What you should do:
Identify and pull out each line of the entries in which "JSON" occurs.

<<<<

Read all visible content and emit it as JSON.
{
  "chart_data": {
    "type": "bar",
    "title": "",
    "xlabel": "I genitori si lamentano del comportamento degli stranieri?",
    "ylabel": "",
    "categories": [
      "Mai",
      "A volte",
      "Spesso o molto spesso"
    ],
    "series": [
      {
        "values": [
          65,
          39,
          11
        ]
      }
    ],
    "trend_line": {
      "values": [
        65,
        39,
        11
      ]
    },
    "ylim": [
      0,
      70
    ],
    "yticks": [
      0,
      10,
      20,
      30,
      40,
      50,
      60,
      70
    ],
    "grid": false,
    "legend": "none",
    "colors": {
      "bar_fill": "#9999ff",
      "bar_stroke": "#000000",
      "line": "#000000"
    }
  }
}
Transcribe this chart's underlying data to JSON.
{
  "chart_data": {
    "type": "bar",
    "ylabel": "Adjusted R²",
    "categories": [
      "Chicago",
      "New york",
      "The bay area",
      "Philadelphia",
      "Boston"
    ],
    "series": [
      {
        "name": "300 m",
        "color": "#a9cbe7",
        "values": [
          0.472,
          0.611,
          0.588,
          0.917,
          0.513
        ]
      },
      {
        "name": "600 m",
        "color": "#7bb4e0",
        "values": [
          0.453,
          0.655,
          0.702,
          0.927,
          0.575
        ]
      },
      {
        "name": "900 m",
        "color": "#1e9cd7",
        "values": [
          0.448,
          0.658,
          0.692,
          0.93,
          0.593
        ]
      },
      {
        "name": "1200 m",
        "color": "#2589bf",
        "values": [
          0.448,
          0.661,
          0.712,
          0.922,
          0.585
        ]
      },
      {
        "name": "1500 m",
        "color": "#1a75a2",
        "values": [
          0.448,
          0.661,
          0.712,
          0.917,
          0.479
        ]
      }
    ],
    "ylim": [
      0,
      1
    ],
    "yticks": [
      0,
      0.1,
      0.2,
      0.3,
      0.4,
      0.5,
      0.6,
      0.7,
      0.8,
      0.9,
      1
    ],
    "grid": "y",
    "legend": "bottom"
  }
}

>>>>

Right answer:
Read all visible content and emit it as JSON.
Transcribe this chart's underlying data to JSON.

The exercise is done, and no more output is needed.